▸ **Work to do**
Report how many lines contain the word "frequency"; answer with the number only.
====
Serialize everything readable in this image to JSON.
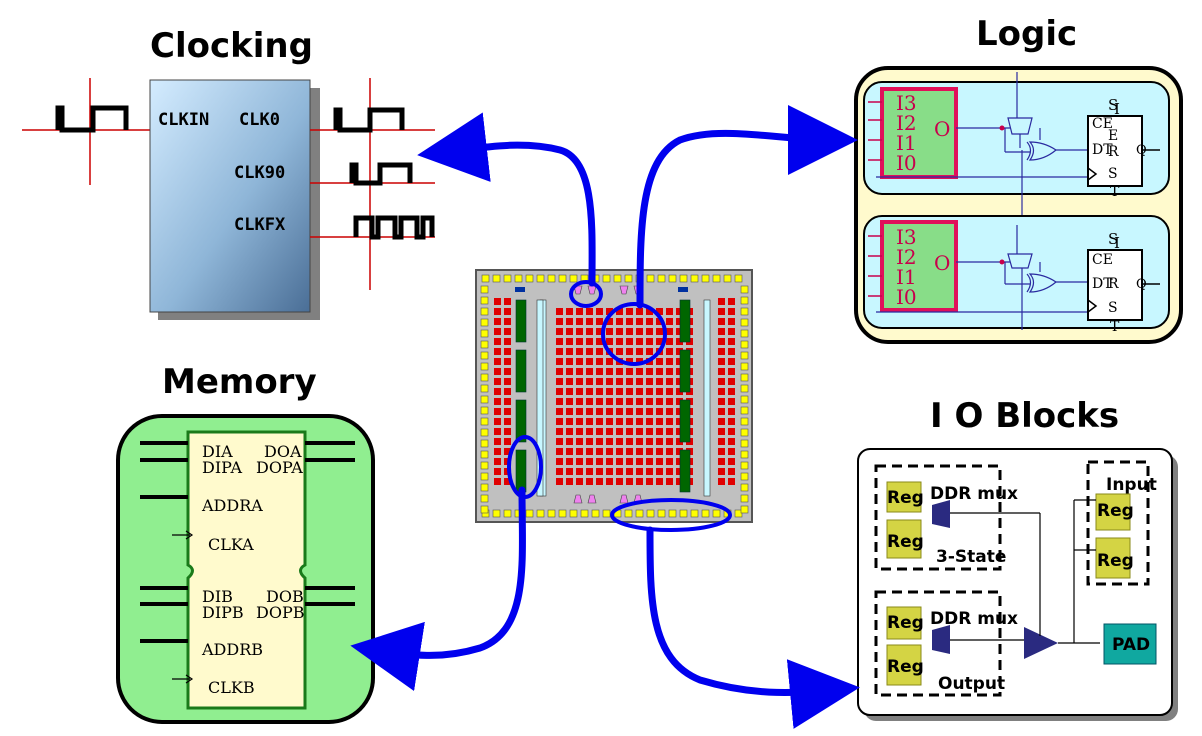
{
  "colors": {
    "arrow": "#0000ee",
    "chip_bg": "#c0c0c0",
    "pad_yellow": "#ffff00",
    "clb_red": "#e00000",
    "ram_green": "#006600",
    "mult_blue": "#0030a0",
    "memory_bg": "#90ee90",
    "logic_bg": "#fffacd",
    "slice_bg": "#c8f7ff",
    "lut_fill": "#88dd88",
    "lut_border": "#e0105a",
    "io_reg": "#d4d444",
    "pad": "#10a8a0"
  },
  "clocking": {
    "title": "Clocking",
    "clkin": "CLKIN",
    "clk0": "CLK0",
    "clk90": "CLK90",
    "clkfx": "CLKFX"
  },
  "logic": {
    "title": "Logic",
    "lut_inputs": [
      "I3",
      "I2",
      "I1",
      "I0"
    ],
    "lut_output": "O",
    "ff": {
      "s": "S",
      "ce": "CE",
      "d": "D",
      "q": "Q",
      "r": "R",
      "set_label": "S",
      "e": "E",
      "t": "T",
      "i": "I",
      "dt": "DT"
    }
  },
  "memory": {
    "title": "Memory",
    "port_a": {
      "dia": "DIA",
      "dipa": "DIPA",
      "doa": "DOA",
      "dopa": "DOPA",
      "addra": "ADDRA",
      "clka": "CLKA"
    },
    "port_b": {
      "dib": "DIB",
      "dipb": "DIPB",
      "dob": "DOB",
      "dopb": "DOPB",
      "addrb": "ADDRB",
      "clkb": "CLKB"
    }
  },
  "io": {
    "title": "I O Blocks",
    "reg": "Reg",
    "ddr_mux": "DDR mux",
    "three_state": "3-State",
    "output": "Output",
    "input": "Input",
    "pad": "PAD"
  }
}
====
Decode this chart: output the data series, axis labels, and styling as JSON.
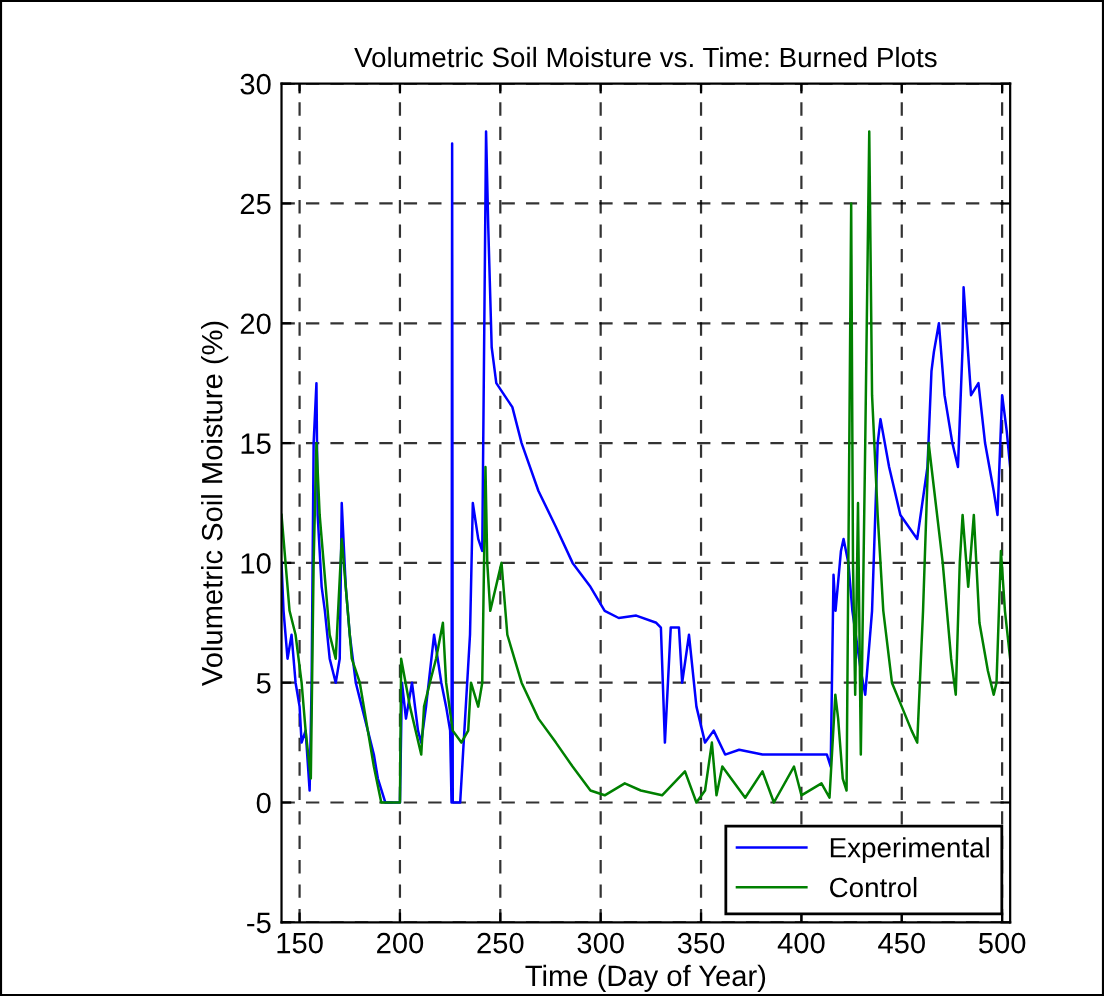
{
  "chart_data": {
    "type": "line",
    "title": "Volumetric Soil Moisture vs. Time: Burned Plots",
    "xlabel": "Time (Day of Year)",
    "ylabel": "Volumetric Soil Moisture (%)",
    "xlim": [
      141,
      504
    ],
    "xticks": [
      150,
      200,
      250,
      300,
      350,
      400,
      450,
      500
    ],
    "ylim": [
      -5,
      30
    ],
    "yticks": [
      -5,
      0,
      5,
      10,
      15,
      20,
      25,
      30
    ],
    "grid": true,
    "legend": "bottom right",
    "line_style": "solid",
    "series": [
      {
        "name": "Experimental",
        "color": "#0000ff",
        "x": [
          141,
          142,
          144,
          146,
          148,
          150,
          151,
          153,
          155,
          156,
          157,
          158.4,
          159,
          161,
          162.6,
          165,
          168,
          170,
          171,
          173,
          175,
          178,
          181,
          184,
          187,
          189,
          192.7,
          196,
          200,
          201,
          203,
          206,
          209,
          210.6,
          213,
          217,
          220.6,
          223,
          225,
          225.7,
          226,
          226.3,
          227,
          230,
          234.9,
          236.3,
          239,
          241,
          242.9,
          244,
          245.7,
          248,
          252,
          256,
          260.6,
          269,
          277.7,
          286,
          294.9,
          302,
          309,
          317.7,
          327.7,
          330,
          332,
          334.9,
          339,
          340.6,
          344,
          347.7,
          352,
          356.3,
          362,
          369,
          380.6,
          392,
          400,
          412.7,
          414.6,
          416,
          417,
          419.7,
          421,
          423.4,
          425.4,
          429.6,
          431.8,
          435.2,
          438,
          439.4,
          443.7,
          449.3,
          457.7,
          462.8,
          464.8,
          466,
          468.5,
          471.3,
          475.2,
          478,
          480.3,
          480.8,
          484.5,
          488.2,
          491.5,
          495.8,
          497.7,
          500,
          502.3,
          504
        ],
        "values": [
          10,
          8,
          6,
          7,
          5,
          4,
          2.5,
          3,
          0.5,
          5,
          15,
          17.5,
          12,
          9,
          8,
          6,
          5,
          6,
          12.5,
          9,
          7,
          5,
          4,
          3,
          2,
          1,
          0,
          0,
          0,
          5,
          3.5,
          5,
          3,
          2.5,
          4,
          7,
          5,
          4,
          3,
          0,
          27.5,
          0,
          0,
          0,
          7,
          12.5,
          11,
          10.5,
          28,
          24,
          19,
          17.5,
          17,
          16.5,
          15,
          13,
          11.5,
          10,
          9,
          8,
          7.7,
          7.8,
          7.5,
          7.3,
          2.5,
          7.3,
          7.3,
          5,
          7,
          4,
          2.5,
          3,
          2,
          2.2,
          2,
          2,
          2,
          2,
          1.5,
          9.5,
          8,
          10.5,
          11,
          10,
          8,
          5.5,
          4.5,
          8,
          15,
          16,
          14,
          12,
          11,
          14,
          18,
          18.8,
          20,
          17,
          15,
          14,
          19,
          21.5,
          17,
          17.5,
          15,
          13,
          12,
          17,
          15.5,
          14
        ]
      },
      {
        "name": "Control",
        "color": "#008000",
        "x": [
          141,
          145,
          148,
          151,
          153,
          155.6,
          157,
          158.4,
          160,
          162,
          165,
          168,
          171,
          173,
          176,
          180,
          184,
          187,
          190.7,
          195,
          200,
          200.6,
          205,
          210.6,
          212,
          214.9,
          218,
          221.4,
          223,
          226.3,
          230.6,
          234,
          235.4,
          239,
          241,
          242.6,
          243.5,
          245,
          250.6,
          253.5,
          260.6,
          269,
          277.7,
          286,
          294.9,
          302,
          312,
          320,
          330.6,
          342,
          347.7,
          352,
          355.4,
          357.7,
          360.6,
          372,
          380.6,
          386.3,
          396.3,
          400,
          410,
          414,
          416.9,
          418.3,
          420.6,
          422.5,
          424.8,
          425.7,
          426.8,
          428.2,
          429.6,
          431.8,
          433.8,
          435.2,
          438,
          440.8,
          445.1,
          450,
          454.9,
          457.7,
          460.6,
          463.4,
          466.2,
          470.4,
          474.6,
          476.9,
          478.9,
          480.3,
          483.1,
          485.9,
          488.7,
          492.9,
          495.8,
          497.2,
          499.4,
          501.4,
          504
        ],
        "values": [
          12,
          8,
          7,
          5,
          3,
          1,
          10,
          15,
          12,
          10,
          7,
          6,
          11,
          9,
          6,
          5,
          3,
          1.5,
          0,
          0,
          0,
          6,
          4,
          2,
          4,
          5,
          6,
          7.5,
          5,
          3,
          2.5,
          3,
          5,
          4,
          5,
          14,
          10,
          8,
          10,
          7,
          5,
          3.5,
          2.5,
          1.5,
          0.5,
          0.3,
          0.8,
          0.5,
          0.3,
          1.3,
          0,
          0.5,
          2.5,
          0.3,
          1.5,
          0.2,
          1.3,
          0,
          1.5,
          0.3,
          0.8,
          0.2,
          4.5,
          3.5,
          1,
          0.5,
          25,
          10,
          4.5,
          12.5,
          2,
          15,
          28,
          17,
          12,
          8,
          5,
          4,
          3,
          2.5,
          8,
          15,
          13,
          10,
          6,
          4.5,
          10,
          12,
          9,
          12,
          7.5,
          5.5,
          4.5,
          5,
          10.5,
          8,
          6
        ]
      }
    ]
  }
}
====
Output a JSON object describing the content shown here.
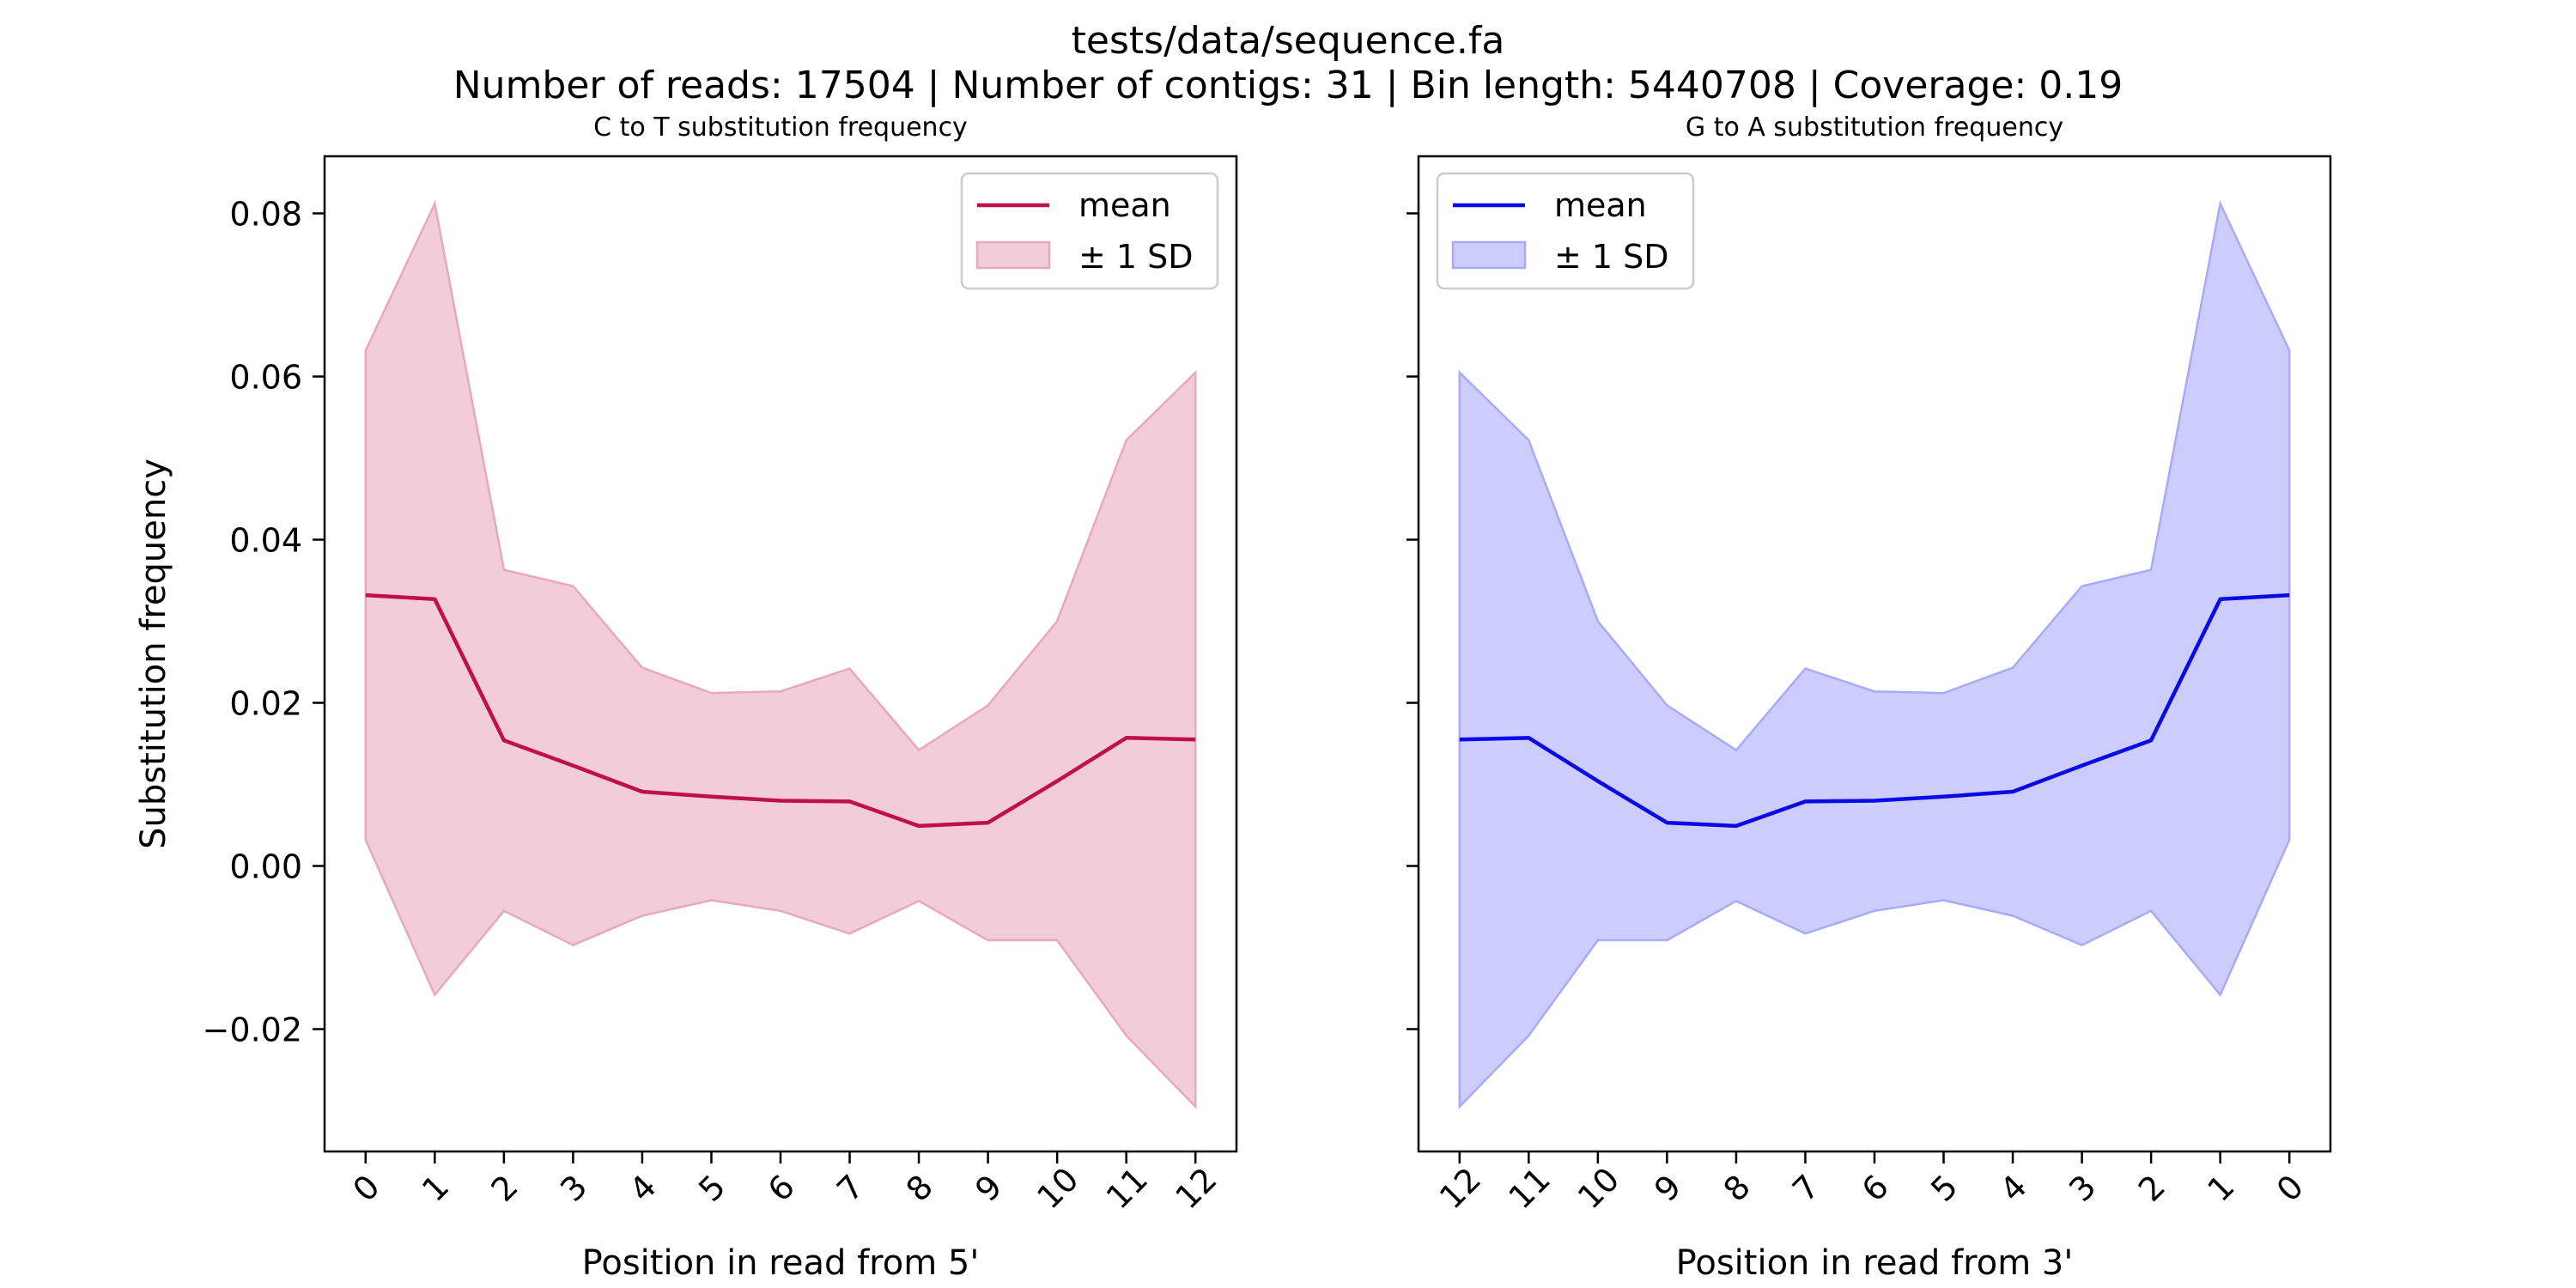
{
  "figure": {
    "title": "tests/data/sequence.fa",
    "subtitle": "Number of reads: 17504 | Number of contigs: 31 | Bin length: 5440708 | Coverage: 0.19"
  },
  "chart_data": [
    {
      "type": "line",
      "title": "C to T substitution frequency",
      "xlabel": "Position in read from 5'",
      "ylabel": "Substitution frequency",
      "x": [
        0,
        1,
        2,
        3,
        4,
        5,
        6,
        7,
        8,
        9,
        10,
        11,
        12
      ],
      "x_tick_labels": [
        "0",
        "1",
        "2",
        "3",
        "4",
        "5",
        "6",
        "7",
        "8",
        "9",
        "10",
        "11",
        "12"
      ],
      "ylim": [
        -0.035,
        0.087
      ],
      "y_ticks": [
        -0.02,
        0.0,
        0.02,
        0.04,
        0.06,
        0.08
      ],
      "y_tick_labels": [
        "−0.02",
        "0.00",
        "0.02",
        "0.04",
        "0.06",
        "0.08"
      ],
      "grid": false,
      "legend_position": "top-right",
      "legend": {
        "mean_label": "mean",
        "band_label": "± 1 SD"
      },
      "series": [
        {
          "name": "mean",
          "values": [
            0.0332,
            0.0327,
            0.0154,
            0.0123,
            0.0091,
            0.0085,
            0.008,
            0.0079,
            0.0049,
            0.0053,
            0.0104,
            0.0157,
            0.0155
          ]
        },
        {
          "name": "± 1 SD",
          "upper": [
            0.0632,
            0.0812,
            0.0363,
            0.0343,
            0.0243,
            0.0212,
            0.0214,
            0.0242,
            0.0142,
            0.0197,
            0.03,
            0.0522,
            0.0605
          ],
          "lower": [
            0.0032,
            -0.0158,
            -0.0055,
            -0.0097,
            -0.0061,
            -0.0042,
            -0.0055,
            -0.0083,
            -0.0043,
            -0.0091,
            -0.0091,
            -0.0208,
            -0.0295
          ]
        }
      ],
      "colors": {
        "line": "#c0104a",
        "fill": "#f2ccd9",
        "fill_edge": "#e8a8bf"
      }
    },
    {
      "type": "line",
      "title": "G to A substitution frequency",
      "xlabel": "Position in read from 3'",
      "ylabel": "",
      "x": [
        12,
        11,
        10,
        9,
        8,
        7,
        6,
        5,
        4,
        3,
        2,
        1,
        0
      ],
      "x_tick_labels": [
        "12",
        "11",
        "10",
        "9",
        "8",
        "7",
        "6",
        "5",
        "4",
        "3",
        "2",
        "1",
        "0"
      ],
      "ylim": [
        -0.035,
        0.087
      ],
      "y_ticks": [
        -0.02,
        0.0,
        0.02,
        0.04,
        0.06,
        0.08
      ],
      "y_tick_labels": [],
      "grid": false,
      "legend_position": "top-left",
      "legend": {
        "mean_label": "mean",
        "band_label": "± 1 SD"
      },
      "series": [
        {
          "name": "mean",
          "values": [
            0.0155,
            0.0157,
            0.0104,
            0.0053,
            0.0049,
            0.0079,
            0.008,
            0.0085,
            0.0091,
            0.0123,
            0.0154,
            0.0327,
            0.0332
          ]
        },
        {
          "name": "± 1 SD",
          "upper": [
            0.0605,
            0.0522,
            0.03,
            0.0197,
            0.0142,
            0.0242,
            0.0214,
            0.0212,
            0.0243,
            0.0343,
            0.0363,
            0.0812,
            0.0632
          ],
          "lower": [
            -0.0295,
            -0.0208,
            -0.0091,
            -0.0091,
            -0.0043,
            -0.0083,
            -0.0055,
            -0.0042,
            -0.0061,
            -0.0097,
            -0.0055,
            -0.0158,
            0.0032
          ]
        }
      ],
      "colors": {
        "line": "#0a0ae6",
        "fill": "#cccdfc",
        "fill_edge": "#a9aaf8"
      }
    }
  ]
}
====
▸ **Exercise response**
3